What needs to be done: Repeat the listing in full, preserving every character.

Records from a dataset:
○ ○ ○ ○

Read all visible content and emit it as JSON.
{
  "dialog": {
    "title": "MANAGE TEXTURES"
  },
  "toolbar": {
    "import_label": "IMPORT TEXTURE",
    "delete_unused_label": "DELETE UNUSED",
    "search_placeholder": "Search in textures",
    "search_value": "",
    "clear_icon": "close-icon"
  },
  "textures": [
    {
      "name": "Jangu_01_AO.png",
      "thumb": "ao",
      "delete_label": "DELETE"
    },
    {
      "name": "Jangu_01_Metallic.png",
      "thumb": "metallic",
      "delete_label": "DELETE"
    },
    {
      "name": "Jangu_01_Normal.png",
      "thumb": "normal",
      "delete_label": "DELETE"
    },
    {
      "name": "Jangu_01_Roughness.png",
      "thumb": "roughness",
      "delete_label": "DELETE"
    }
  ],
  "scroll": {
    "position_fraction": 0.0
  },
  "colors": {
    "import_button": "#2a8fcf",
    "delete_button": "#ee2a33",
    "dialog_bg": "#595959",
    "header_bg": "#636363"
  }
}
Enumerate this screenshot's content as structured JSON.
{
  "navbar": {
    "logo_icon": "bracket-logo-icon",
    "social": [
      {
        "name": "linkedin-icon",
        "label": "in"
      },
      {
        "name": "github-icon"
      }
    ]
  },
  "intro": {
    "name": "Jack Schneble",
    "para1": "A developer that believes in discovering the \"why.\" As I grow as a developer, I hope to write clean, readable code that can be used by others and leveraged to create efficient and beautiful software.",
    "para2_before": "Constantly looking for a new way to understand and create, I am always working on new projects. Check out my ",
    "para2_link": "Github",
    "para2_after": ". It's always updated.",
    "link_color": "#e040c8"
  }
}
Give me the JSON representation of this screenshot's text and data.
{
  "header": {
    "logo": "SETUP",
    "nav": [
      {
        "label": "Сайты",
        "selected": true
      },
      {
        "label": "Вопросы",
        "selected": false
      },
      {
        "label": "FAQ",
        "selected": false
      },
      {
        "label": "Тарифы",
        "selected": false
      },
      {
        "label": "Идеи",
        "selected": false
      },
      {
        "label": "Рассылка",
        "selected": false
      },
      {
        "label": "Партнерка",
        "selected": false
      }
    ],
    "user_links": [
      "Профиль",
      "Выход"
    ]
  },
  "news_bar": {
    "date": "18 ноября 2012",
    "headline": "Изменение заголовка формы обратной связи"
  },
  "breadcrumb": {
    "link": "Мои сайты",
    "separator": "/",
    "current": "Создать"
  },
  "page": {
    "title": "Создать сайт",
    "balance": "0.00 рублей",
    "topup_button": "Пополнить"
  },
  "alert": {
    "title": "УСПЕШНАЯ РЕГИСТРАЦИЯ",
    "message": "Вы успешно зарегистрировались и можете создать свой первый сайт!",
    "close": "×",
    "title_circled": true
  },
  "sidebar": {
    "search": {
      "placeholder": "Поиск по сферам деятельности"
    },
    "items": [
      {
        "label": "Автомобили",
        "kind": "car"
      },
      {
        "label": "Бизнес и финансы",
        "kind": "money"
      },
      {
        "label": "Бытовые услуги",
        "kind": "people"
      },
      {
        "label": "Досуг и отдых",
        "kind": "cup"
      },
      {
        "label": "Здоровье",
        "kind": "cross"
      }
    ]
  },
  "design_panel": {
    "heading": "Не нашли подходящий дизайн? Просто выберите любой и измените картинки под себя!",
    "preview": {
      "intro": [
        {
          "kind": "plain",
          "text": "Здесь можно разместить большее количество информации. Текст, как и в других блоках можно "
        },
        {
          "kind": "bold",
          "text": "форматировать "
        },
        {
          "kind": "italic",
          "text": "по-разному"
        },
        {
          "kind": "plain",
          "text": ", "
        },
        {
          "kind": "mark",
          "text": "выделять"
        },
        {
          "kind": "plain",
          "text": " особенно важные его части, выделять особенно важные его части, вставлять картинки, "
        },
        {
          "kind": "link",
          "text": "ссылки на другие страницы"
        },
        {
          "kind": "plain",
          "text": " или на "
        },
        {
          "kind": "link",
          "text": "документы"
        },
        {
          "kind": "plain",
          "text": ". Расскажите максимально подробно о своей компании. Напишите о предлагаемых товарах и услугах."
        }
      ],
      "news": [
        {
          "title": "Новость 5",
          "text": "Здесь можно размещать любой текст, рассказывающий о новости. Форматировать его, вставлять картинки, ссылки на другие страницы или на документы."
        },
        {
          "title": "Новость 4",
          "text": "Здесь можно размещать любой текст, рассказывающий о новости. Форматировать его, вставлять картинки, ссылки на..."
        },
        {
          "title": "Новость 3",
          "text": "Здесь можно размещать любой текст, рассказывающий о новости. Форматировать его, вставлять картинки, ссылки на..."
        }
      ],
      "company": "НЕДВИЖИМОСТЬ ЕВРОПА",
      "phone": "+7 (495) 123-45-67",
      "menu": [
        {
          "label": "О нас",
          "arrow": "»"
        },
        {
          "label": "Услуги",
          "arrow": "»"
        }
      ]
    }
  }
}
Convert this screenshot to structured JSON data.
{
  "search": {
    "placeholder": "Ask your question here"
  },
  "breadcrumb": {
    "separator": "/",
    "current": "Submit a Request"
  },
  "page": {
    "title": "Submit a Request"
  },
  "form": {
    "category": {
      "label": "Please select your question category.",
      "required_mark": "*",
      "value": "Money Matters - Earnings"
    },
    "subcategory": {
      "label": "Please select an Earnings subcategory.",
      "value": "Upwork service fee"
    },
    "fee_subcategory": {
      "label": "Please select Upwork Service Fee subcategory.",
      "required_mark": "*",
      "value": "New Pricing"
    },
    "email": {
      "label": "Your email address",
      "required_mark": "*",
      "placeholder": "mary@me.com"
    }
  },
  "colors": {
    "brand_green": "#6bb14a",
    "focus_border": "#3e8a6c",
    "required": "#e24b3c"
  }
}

○ ○ ○ ○

Written solution:
Read all visible content and emit it as JSON.
{
  "dialog": {
    "title": "MANAGE TEXTURES"
  },
  "toolbar": {
    "import_label": "IMPORT TEXTURE",
    "delete_unused_label": "DELETE UNUSED",
    "search_placeholder": "Search in textures",
    "search_value": "",
    "clear_icon": "close-icon"
  },
  "textures": [
    {
      "name": "Jangu_01_AO.png",
      "thumb": "ao",
      "delete_label": "DELETE"
    },
    {
      "name": "Jangu_01_Metallic.png",
      "thumb": "metallic",
      "delete_label": "DELETE"
    },
    {
      "name": "Jangu_01_Normal.png",
      "thumb": "normal",
      "delete_label": "DELETE"
    },
    {
      "name": "Jangu_01_Roughness.png",
      "thumb": "roughness",
      "delete_label": "DELETE"
    }
  ],
  "scroll": {
    "position_fraction": 0.0
  },
  "colors": {
    "import_button": "#2a8fcf",
    "delete_button": "#ee2a33",
    "dialog_bg": "#595959",
    "header_bg": "#636363"
  }
}
Enumerate this screenshot's content as structured JSON.
{
  "navbar": {
    "logo_icon": "bracket-logo-icon",
    "social": [
      {
        "name": "linkedin-icon",
        "label": "in"
      },
      {
        "name": "github-icon"
      }
    ]
  },
  "intro": {
    "name": "Jack Schneble",
    "para1": "A developer that believes in discovering the \"why.\" As I grow as a developer, I hope to write clean, readable code that can be used by others and leveraged to create efficient and beautiful software.",
    "para2_before": "Constantly looking for a new way to understand and create, I am always working on new projects. Check out my ",
    "para2_link": "Github",
    "para2_after": ". It's always updated.",
    "link_color": "#e040c8"
  }
}
Give me the JSON representation of this screenshot's text and data.
{
  "header": {
    "logo": "SETUP",
    "nav": [
      {
        "label": "Сайты",
        "selected": true
      },
      {
        "label": "Вопросы",
        "selected": false
      },
      {
        "label": "FAQ",
        "selected": false
      },
      {
        "label": "Тарифы",
        "selected": false
      },
      {
        "label": "Идеи",
        "selected": false
      },
      {
        "label": "Рассылка",
        "selected": false
      },
      {
        "label": "Партнерка",
        "selected": false
      }
    ],
    "user_links": [
      "Профиль",
      "Выход"
    ]
  },
  "news_bar": {
    "date": "18 ноября 2012",
    "headline": "Изменение заголовка формы обратной связи"
  },
  "breadcrumb": {
    "link": "Мои сайты",
    "separator": "/",
    "current": "Создать"
  },
  "page": {
    "title": "Создать сайт",
    "balance": "0.00 рублей",
    "topup_button": "Пополнить"
  },
  "alert": {
    "title": "УСПЕШНАЯ РЕГИСТРАЦИЯ",
    "message": "Вы успешно зарегистрировались и можете создать свой первый сайт!",
    "close": "×",
    "title_circled": true
  },
  "sidebar": {
    "search": {
      "placeholder": "Поиск по сферам деятельности"
    },
    "items": [
      {
        "label": "Автомобили",
        "kind": "car"
      },
      {
        "label": "Бизнес и финансы",
        "kind": "money"
      },
      {
        "label": "Бытовые услуги",
        "kind": "people"
      },
      {
        "label": "Досуг и отдых",
        "kind": "cup"
      },
      {
        "label": "Здоровье",
        "kind": "cross"
      }
    ]
  },
  "design_panel": {
    "heading": "Не нашли подходящий дизайн? Просто выберите любой и измените картинки под себя!",
    "preview": {
      "intro": [
        {
          "kind": "plain",
          "text": "Здесь можно разместить большее количество информации. Текст, как и в других блоках можно "
        },
        {
          "kind": "bold",
          "text": "форматировать "
        },
        {
          "kind": "italic",
          "text": "по-разному"
        },
        {
          "kind": "plain",
          "text": ", "
        },
        {
          "kind": "mark",
          "text": "выделять"
        },
        {
          "kind": "plain",
          "text": " особенно важные его части, выделять особенно важные его части, вставлять картинки, "
        },
        {
          "kind": "link",
          "text": "ссылки на другие страницы"
        },
        {
          "kind": "plain",
          "text": " или на "
        },
        {
          "kind": "link",
          "text": "документы"
        },
        {
          "kind": "plain",
          "text": ". Расскажите максимально подробно о своей компании. Напишите о предлагаемых товарах и услугах."
        }
      ],
      "news": [
        {
          "title": "Новость 5",
          "text": "Здесь можно размещать любой текст, рассказывающий о новости. Форматировать его, вставлять картинки, ссылки на другие страницы или на документы."
        },
        {
          "title": "Новость 4",
          "text": "Здесь можно размещать любой текст, рассказывающий о новости. Форматировать его, вставлять картинки, ссылки на..."
        },
        {
          "title": "Новость 3",
          "text": "Здесь можно размещать любой текст, рассказывающий о новости. Форматировать его, вставлять картинки, ссылки на..."
        }
      ],
      "company": "НЕДВИЖИМОСТЬ ЕВРОПА",
      "phone": "+7 (495) 123-45-67",
      "menu": [
        {
          "label": "О нас",
          "arrow": "»"
        },
        {
          "label": "Услуги",
          "arrow": "»"
        }
      ]
    }
  }
}
Convert this screenshot to structured JSON data.
{
  "search": {
    "placeholder": "Ask your question here"
  },
  "breadcrumb": {
    "separator": "/",
    "current": "Submit a Request"
  },
  "page": {
    "title": "Submit a Request"
  },
  "form": {
    "category": {
      "label": "Please select your question category.",
      "required_mark": "*",
      "value": "Money Matters - Earnings"
    },
    "subcategory": {
      "label": "Please select an Earnings subcategory.",
      "value": "Upwork service fee"
    },
    "fee_subcategory": {
      "label": "Please select Upwork Service Fee subcategory.",
      "required_mark": "*",
      "value": "New Pricing"
    },
    "email": {
      "label": "Your email address",
      "required_mark": "*",
      "placeholder": "mary@me.com"
    }
  },
  "colors": {
    "brand_green": "#6bb14a",
    "focus_border": "#3e8a6c",
    "required": "#e24b3c"
  }
}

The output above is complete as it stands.